■ SHORT TASK: Transcribe the records that follow. Keep every word exactly, and drop the pictures.

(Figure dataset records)
# # #

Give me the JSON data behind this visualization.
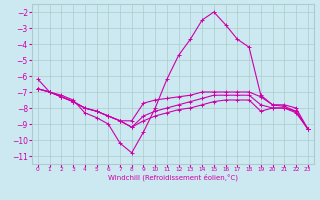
{
  "xlabel": "Windchill (Refroidissement éolien,°C)",
  "background_color": "#cce8f0",
  "grid_color": "#aacccc",
  "line_color": "#cc00aa",
  "x_ticks": [
    0,
    1,
    2,
    3,
    4,
    5,
    6,
    7,
    8,
    9,
    10,
    11,
    12,
    13,
    14,
    15,
    16,
    17,
    18,
    19,
    20,
    21,
    22,
    23
  ],
  "y_ticks": [
    -2,
    -3,
    -4,
    -5,
    -6,
    -7,
    -8,
    -9,
    -10,
    -11
  ],
  "ylim": [
    -11.5,
    -1.5
  ],
  "xlim": [
    -0.5,
    23.5
  ],
  "curves": [
    [
      -6.2,
      -7.0,
      -7.2,
      -7.5,
      -8.3,
      -8.6,
      -9.0,
      -10.2,
      -10.8,
      -9.5,
      -8.0,
      -6.2,
      -4.7,
      -3.7,
      -2.5,
      -2.0,
      -2.8,
      -3.7,
      -4.2,
      -7.2,
      -7.8,
      -7.9,
      -8.2,
      -9.3
    ],
    [
      -6.8,
      -7.0,
      -7.3,
      -7.6,
      -8.0,
      -8.2,
      -8.5,
      -8.8,
      -8.8,
      -7.7,
      -7.5,
      -7.4,
      -7.3,
      -7.2,
      -7.0,
      -7.0,
      -7.0,
      -7.0,
      -7.0,
      -7.3,
      -7.8,
      -7.8,
      -8.0,
      -9.3
    ],
    [
      -6.8,
      -7.0,
      -7.3,
      -7.6,
      -8.0,
      -8.2,
      -8.5,
      -8.8,
      -9.2,
      -8.5,
      -8.2,
      -8.0,
      -7.8,
      -7.6,
      -7.4,
      -7.2,
      -7.2,
      -7.2,
      -7.2,
      -7.8,
      -8.0,
      -8.0,
      -8.2,
      -9.3
    ],
    [
      -6.8,
      -7.0,
      -7.3,
      -7.6,
      -8.0,
      -8.2,
      -8.5,
      -8.8,
      -9.2,
      -8.8,
      -8.5,
      -8.3,
      -8.1,
      -8.0,
      -7.8,
      -7.6,
      -7.5,
      -7.5,
      -7.5,
      -8.2,
      -8.0,
      -8.0,
      -8.3,
      -9.3
    ]
  ]
}
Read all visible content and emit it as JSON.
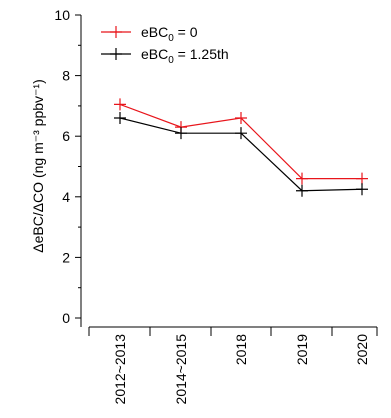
{
  "chart_data": {
    "type": "line",
    "categories": [
      "2012~2013",
      "2014~2015",
      "2018",
      "2019",
      "2020"
    ],
    "series": [
      {
        "name": "eBC0 = 0",
        "name_prefix": "eBC",
        "name_sub": "0",
        "name_suffix": " = 0",
        "color": "#e8151b",
        "values": [
          7.05,
          6.3,
          6.6,
          4.6,
          4.6
        ]
      },
      {
        "name": "eBC0 = 1.25th",
        "name_prefix": "eBC",
        "name_sub": "0",
        "name_suffix": " = 1.25th",
        "color": "#000000",
        "values": [
          6.6,
          6.1,
          6.1,
          4.2,
          4.25
        ]
      }
    ],
    "ylabel": "ΔeBC/ΔCO (ng m⁻³ ppbv⁻¹)",
    "ylim": [
      0,
      10
    ],
    "yticks": [
      0,
      2,
      4,
      6,
      8,
      10
    ],
    "grid": false,
    "legend": "top-left",
    "markers": "plus"
  }
}
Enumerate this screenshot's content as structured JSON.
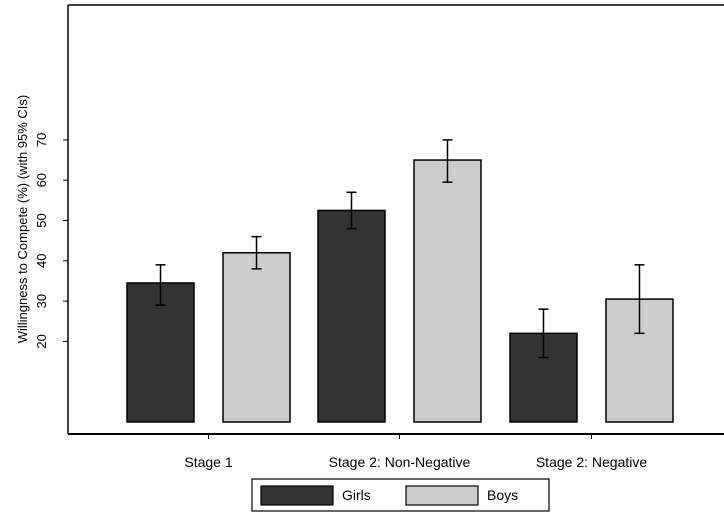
{
  "chart_data": {
    "type": "bar",
    "title": "",
    "xlabel": "",
    "ylabel": "Willingness to Compete (%) (with 95% CIs)",
    "ylim": [
      0,
      90
    ],
    "yticks": [
      20,
      30,
      40,
      50,
      60,
      70
    ],
    "grid": false,
    "legend_position": "bottom",
    "categories": [
      "Stage 1",
      "Stage 2: Non-Negative",
      "Stage 2: Negative"
    ],
    "series": [
      {
        "name": "Girls",
        "color": "#333333",
        "values": [
          34.5,
          52.5,
          22
        ],
        "ci_low": [
          29,
          48,
          16
        ],
        "ci_high": [
          39,
          57,
          28
        ]
      },
      {
        "name": "Boys",
        "color": "#cccccc",
        "values": [
          42,
          65,
          30.5
        ],
        "ci_low": [
          38,
          59.5,
          22
        ],
        "ci_high": [
          46,
          70,
          39
        ]
      }
    ]
  }
}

# # #

■ SOLUTION:
Give me the JSON data behind this visualization.
{
  "xlabel": "Windchill (Refroidissement éolien,°C)",
  "background_color": "#cce8f0",
  "grid_color": "#aacccc",
  "line_color": "#cc00aa",
  "x_ticks": [
    0,
    1,
    2,
    3,
    4,
    5,
    6,
    7,
    8,
    9,
    10,
    11,
    12,
    13,
    14,
    15,
    16,
    17,
    18,
    19,
    20,
    21,
    22,
    23
  ],
  "y_ticks": [
    -2,
    -3,
    -4,
    -5,
    -6,
    -7,
    -8,
    -9,
    -10,
    -11
  ],
  "ylim": [
    -11.5,
    -1.5
  ],
  "xlim": [
    -0.5,
    23.5
  ],
  "curves": [
    [
      -6.2,
      -7.0,
      -7.2,
      -7.5,
      -8.3,
      -8.6,
      -9.0,
      -10.2,
      -10.8,
      -9.5,
      -8.0,
      -6.2,
      -4.7,
      -3.7,
      -2.5,
      -2.0,
      -2.8,
      -3.7,
      -4.2,
      -7.2,
      -7.8,
      -7.9,
      -8.2,
      -9.3
    ],
    [
      -6.8,
      -7.0,
      -7.3,
      -7.6,
      -8.0,
      -8.2,
      -8.5,
      -8.8,
      -8.8,
      -7.7,
      -7.5,
      -7.4,
      -7.3,
      -7.2,
      -7.0,
      -7.0,
      -7.0,
      -7.0,
      -7.0,
      -7.3,
      -7.8,
      -7.8,
      -8.0,
      -9.3
    ],
    [
      -6.8,
      -7.0,
      -7.3,
      -7.6,
      -8.0,
      -8.2,
      -8.5,
      -8.8,
      -9.2,
      -8.5,
      -8.2,
      -8.0,
      -7.8,
      -7.6,
      -7.4,
      -7.2,
      -7.2,
      -7.2,
      -7.2,
      -7.8,
      -8.0,
      -8.0,
      -8.2,
      -9.3
    ],
    [
      -6.8,
      -7.0,
      -7.3,
      -7.6,
      -8.0,
      -8.2,
      -8.5,
      -8.8,
      -9.2,
      -8.8,
      -8.5,
      -8.3,
      -8.1,
      -8.0,
      -7.8,
      -7.6,
      -7.5,
      -7.5,
      -7.5,
      -8.2,
      -8.0,
      -8.0,
      -8.3,
      -9.3
    ]
  ]
}
Read all visible content and emit it as JSON.
{
  "chart_data": {
    "type": "line",
    "categories": [
      "2012~2013",
      "2014~2015",
      "2018",
      "2019",
      "2020"
    ],
    "series": [
      {
        "name": "eBC0 = 0",
        "name_prefix": "eBC",
        "name_sub": "0",
        "name_suffix": " = 0",
        "color": "#e8151b",
        "values": [
          7.05,
          6.3,
          6.6,
          4.6,
          4.6
        ]
      },
      {
        "name": "eBC0 = 1.25th",
        "name_prefix": "eBC",
        "name_sub": "0",
        "name_suffix": " = 1.25th",
        "color": "#000000",
        "values": [
          6.6,
          6.1,
          6.1,
          4.2,
          4.25
        ]
      }
    ],
    "ylabel": "ΔeBC/ΔCO (ng m⁻³ ppbv⁻¹)",
    "ylim": [
      0,
      10
    ],
    "yticks": [
      0,
      2,
      4,
      6,
      8,
      10
    ],
    "grid": false,
    "legend": "top-left",
    "markers": "plus"
  }
}
Enumerate this screenshot's content as structured JSON.
{
  "chart_data": {
    "type": "bar",
    "title": "",
    "xlabel": "",
    "ylabel": "Willingness to Compete (%) (with 95% CIs)",
    "ylim": [
      0,
      90
    ],
    "yticks": [
      20,
      30,
      40,
      50,
      60,
      70
    ],
    "grid": false,
    "legend_position": "bottom",
    "categories": [
      "Stage 1",
      "Stage 2: Non-Negative",
      "Stage 2: Negative"
    ],
    "series": [
      {
        "name": "Girls",
        "color": "#333333",
        "values": [
          34.5,
          52.5,
          22
        ],
        "ci_low": [
          29,
          48,
          16
        ],
        "ci_high": [
          39,
          57,
          28
        ]
      },
      {
        "name": "Boys",
        "color": "#cccccc",
        "values": [
          42,
          65,
          30.5
        ],
        "ci_low": [
          38,
          59.5,
          22
        ],
        "ci_high": [
          46,
          70,
          39
        ]
      }
    ]
  }
}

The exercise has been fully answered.